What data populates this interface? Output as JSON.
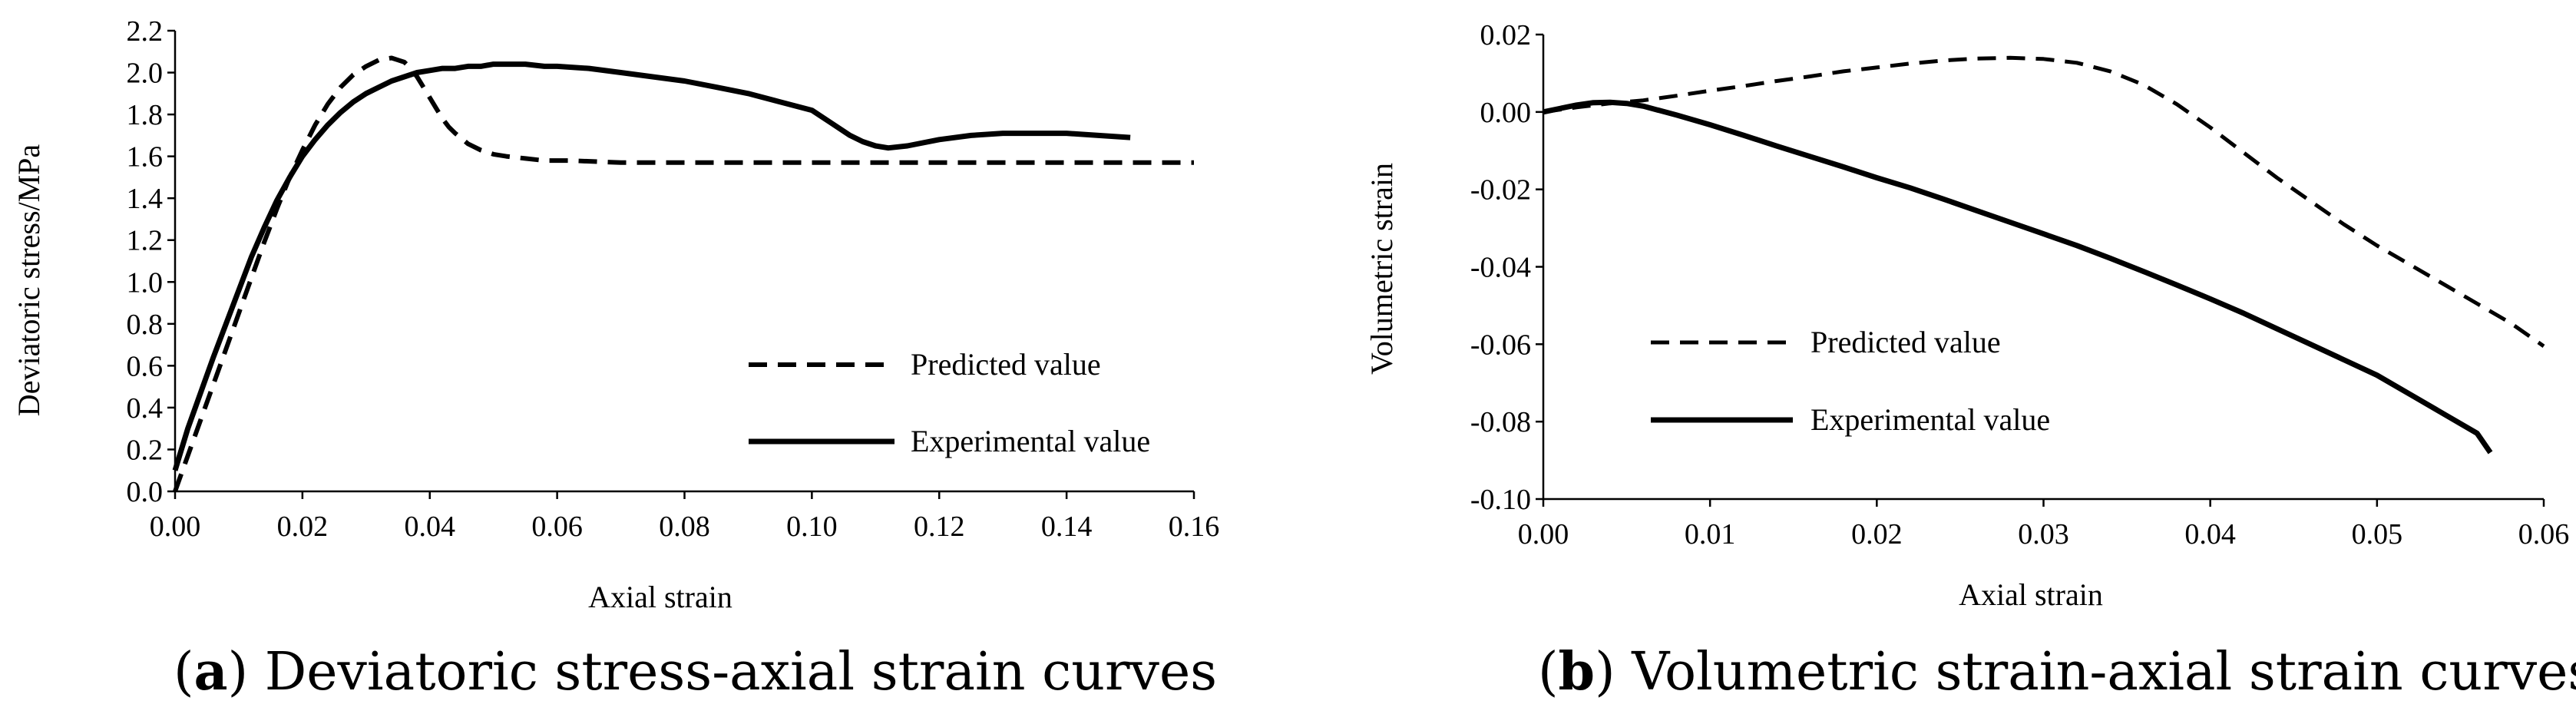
{
  "chart_data": [
    {
      "id": "a",
      "type": "line",
      "caption_letter": "a",
      "caption_text": " Deviatoric stress-axial strain curves",
      "xlabel": "Axial strain",
      "ylabel": "Deviatoric stress/MPa",
      "xlim": [
        0,
        0.16
      ],
      "ylim": [
        0,
        2.2
      ],
      "xticks": [
        "0.00",
        "0.02",
        "0.04",
        "0.06",
        "0.08",
        "0.10",
        "0.12",
        "0.14",
        "0.16"
      ],
      "yticks": [
        "0.0",
        "0.2",
        "0.4",
        "0.6",
        "0.8",
        "1.0",
        "1.2",
        "1.4",
        "1.6",
        "1.8",
        "2.0",
        "2.2"
      ],
      "legend_position": "lower-right",
      "series": [
        {
          "name": "Predicted value",
          "style": "dashed",
          "x": [
            0,
            0.002,
            0.004,
            0.006,
            0.008,
            0.01,
            0.012,
            0.014,
            0.016,
            0.018,
            0.02,
            0.022,
            0.024,
            0.026,
            0.028,
            0.03,
            0.032,
            0.034,
            0.035,
            0.036,
            0.037,
            0.038,
            0.039,
            0.04,
            0.041,
            0.042,
            0.043,
            0.044,
            0.046,
            0.048,
            0.05,
            0.052,
            0.055,
            0.058,
            0.062,
            0.07,
            0.08,
            0.1,
            0.12,
            0.14,
            0.16
          ],
          "y": [
            0.0,
            0.17,
            0.34,
            0.51,
            0.68,
            0.85,
            1.02,
            1.19,
            1.35,
            1.5,
            1.63,
            1.75,
            1.85,
            1.93,
            1.99,
            2.03,
            2.06,
            2.07,
            2.06,
            2.05,
            2.02,
            1.98,
            1.93,
            1.88,
            1.83,
            1.78,
            1.74,
            1.71,
            1.66,
            1.63,
            1.61,
            1.6,
            1.59,
            1.58,
            1.58,
            1.57,
            1.57,
            1.57,
            1.57,
            1.57,
            1.57
          ]
        },
        {
          "name": "Experimental value",
          "style": "solid",
          "x": [
            0,
            0.002,
            0.004,
            0.006,
            0.008,
            0.01,
            0.012,
            0.014,
            0.016,
            0.018,
            0.02,
            0.022,
            0.024,
            0.026,
            0.028,
            0.03,
            0.032,
            0.034,
            0.036,
            0.038,
            0.04,
            0.042,
            0.044,
            0.046,
            0.048,
            0.05,
            0.052,
            0.055,
            0.058,
            0.06,
            0.065,
            0.07,
            0.075,
            0.08,
            0.085,
            0.09,
            0.095,
            0.1,
            0.103,
            0.106,
            0.108,
            0.11,
            0.112,
            0.115,
            0.12,
            0.125,
            0.13,
            0.135,
            0.14,
            0.145,
            0.15
          ],
          "y": [
            0.1,
            0.3,
            0.47,
            0.64,
            0.8,
            0.96,
            1.12,
            1.26,
            1.39,
            1.5,
            1.6,
            1.68,
            1.75,
            1.81,
            1.86,
            1.9,
            1.93,
            1.96,
            1.98,
            2.0,
            2.01,
            2.02,
            2.02,
            2.03,
            2.03,
            2.04,
            2.04,
            2.04,
            2.03,
            2.03,
            2.02,
            2.0,
            1.98,
            1.96,
            1.93,
            1.9,
            1.86,
            1.82,
            1.76,
            1.7,
            1.67,
            1.65,
            1.64,
            1.65,
            1.68,
            1.7,
            1.71,
            1.71,
            1.71,
            1.7,
            1.69
          ]
        }
      ]
    },
    {
      "id": "b",
      "type": "line",
      "caption_letter": "b",
      "caption_text": " Volumetric strain-axial strain curves",
      "xlabel": "Axial strain",
      "ylabel": "Volumetric  strain",
      "xlim": [
        0,
        0.06
      ],
      "ylim": [
        -0.1,
        0.02
      ],
      "xticks": [
        "0.00",
        "0.01",
        "0.02",
        "0.03",
        "0.04",
        "0.05",
        "0.06"
      ],
      "yticks": [
        "-0.10",
        "-0.08",
        "-0.06",
        "-0.04",
        "-0.02",
        "0.00",
        "0.02"
      ],
      "legend_position": "lower-left",
      "series": [
        {
          "name": "Predicted value",
          "style": "dashed",
          "x": [
            0,
            0.002,
            0.004,
            0.006,
            0.008,
            0.01,
            0.012,
            0.014,
            0.016,
            0.018,
            0.02,
            0.022,
            0.024,
            0.026,
            0.028,
            0.03,
            0.032,
            0.034,
            0.036,
            0.038,
            0.04,
            0.042,
            0.044,
            0.046,
            0.048,
            0.05,
            0.052,
            0.054,
            0.056,
            0.058,
            0.06
          ],
          "y": [
            0.0,
            0.0012,
            0.0022,
            0.003,
            0.0042,
            0.0055,
            0.0067,
            0.008,
            0.0092,
            0.0105,
            0.0115,
            0.0125,
            0.0133,
            0.0138,
            0.014,
            0.0137,
            0.0127,
            0.0105,
            0.007,
            0.002,
            -0.004,
            -0.0105,
            -0.017,
            -0.023,
            -0.029,
            -0.0345,
            -0.0395,
            -0.0445,
            -0.0495,
            -0.0545,
            -0.0605
          ]
        },
        {
          "name": "Experimental value",
          "style": "solid",
          "x": [
            0,
            0.002,
            0.003,
            0.004,
            0.005,
            0.006,
            0.008,
            0.01,
            0.012,
            0.014,
            0.016,
            0.018,
            0.02,
            0.022,
            0.024,
            0.026,
            0.028,
            0.03,
            0.032,
            0.034,
            0.036,
            0.038,
            0.04,
            0.042,
            0.044,
            0.046,
            0.048,
            0.05,
            0.052,
            0.054,
            0.056,
            0.0568
          ],
          "y": [
            0.0,
            0.0018,
            0.0024,
            0.0025,
            0.0022,
            0.0015,
            -0.0008,
            -0.0033,
            -0.006,
            -0.0088,
            -0.0115,
            -0.0142,
            -0.017,
            -0.0196,
            -0.0225,
            -0.0255,
            -0.0285,
            -0.0315,
            -0.0345,
            -0.0378,
            -0.0412,
            -0.0447,
            -0.0483,
            -0.052,
            -0.056,
            -0.06,
            -0.064,
            -0.068,
            -0.073,
            -0.078,
            -0.083,
            -0.088
          ]
        }
      ]
    }
  ]
}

- _What the exercise asks_: Leave out the pictures and return every record word for word.

- _Exercise result_:
What data populates this interface? Output as JSON.
{
  "chart_data": [
    {
      "id": "a",
      "type": "line",
      "caption_letter": "a",
      "caption_text": " Deviatoric stress-axial strain curves",
      "xlabel": "Axial strain",
      "ylabel": "Deviatoric stress/MPa",
      "xlim": [
        0,
        0.16
      ],
      "ylim": [
        0,
        2.2
      ],
      "xticks": [
        "0.00",
        "0.02",
        "0.04",
        "0.06",
        "0.08",
        "0.10",
        "0.12",
        "0.14",
        "0.16"
      ],
      "yticks": [
        "0.0",
        "0.2",
        "0.4",
        "0.6",
        "0.8",
        "1.0",
        "1.2",
        "1.4",
        "1.6",
        "1.8",
        "2.0",
        "2.2"
      ],
      "legend_position": "lower-right",
      "series": [
        {
          "name": "Predicted value",
          "style": "dashed",
          "x": [
            0,
            0.002,
            0.004,
            0.006,
            0.008,
            0.01,
            0.012,
            0.014,
            0.016,
            0.018,
            0.02,
            0.022,
            0.024,
            0.026,
            0.028,
            0.03,
            0.032,
            0.034,
            0.035,
            0.036,
            0.037,
            0.038,
            0.039,
            0.04,
            0.041,
            0.042,
            0.043,
            0.044,
            0.046,
            0.048,
            0.05,
            0.052,
            0.055,
            0.058,
            0.062,
            0.07,
            0.08,
            0.1,
            0.12,
            0.14,
            0.16
          ],
          "y": [
            0.0,
            0.17,
            0.34,
            0.51,
            0.68,
            0.85,
            1.02,
            1.19,
            1.35,
            1.5,
            1.63,
            1.75,
            1.85,
            1.93,
            1.99,
            2.03,
            2.06,
            2.07,
            2.06,
            2.05,
            2.02,
            1.98,
            1.93,
            1.88,
            1.83,
            1.78,
            1.74,
            1.71,
            1.66,
            1.63,
            1.61,
            1.6,
            1.59,
            1.58,
            1.58,
            1.57,
            1.57,
            1.57,
            1.57,
            1.57,
            1.57
          ]
        },
        {
          "name": "Experimental value",
          "style": "solid",
          "x": [
            0,
            0.002,
            0.004,
            0.006,
            0.008,
            0.01,
            0.012,
            0.014,
            0.016,
            0.018,
            0.02,
            0.022,
            0.024,
            0.026,
            0.028,
            0.03,
            0.032,
            0.034,
            0.036,
            0.038,
            0.04,
            0.042,
            0.044,
            0.046,
            0.048,
            0.05,
            0.052,
            0.055,
            0.058,
            0.06,
            0.065,
            0.07,
            0.075,
            0.08,
            0.085,
            0.09,
            0.095,
            0.1,
            0.103,
            0.106,
            0.108,
            0.11,
            0.112,
            0.115,
            0.12,
            0.125,
            0.13,
            0.135,
            0.14,
            0.145,
            0.15
          ],
          "y": [
            0.1,
            0.3,
            0.47,
            0.64,
            0.8,
            0.96,
            1.12,
            1.26,
            1.39,
            1.5,
            1.6,
            1.68,
            1.75,
            1.81,
            1.86,
            1.9,
            1.93,
            1.96,
            1.98,
            2.0,
            2.01,
            2.02,
            2.02,
            2.03,
            2.03,
            2.04,
            2.04,
            2.04,
            2.03,
            2.03,
            2.02,
            2.0,
            1.98,
            1.96,
            1.93,
            1.9,
            1.86,
            1.82,
            1.76,
            1.7,
            1.67,
            1.65,
            1.64,
            1.65,
            1.68,
            1.7,
            1.71,
            1.71,
            1.71,
            1.7,
            1.69
          ]
        }
      ]
    },
    {
      "id": "b",
      "type": "line",
      "caption_letter": "b",
      "caption_text": " Volumetric strain-axial strain curves",
      "xlabel": "Axial strain",
      "ylabel": "Volumetric  strain",
      "xlim": [
        0,
        0.06
      ],
      "ylim": [
        -0.1,
        0.02
      ],
      "xticks": [
        "0.00",
        "0.01",
        "0.02",
        "0.03",
        "0.04",
        "0.05",
        "0.06"
      ],
      "yticks": [
        "-0.10",
        "-0.08",
        "-0.06",
        "-0.04",
        "-0.02",
        "0.00",
        "0.02"
      ],
      "legend_position": "lower-left",
      "series": [
        {
          "name": "Predicted value",
          "style": "dashed",
          "x": [
            0,
            0.002,
            0.004,
            0.006,
            0.008,
            0.01,
            0.012,
            0.014,
            0.016,
            0.018,
            0.02,
            0.022,
            0.024,
            0.026,
            0.028,
            0.03,
            0.032,
            0.034,
            0.036,
            0.038,
            0.04,
            0.042,
            0.044,
            0.046,
            0.048,
            0.05,
            0.052,
            0.054,
            0.056,
            0.058,
            0.06
          ],
          "y": [
            0.0,
            0.0012,
            0.0022,
            0.003,
            0.0042,
            0.0055,
            0.0067,
            0.008,
            0.0092,
            0.0105,
            0.0115,
            0.0125,
            0.0133,
            0.0138,
            0.014,
            0.0137,
            0.0127,
            0.0105,
            0.007,
            0.002,
            -0.004,
            -0.0105,
            -0.017,
            -0.023,
            -0.029,
            -0.0345,
            -0.0395,
            -0.0445,
            -0.0495,
            -0.0545,
            -0.0605
          ]
        },
        {
          "name": "Experimental value",
          "style": "solid",
          "x": [
            0,
            0.002,
            0.003,
            0.004,
            0.005,
            0.006,
            0.008,
            0.01,
            0.012,
            0.014,
            0.016,
            0.018,
            0.02,
            0.022,
            0.024,
            0.026,
            0.028,
            0.03,
            0.032,
            0.034,
            0.036,
            0.038,
            0.04,
            0.042,
            0.044,
            0.046,
            0.048,
            0.05,
            0.052,
            0.054,
            0.056,
            0.0568
          ],
          "y": [
            0.0,
            0.0018,
            0.0024,
            0.0025,
            0.0022,
            0.0015,
            -0.0008,
            -0.0033,
            -0.006,
            -0.0088,
            -0.0115,
            -0.0142,
            -0.017,
            -0.0196,
            -0.0225,
            -0.0255,
            -0.0285,
            -0.0315,
            -0.0345,
            -0.0378,
            -0.0412,
            -0.0447,
            -0.0483,
            -0.052,
            -0.056,
            -0.06,
            -0.064,
            -0.068,
            -0.073,
            -0.078,
            -0.083,
            -0.088
          ]
        }
      ]
    }
  ]
}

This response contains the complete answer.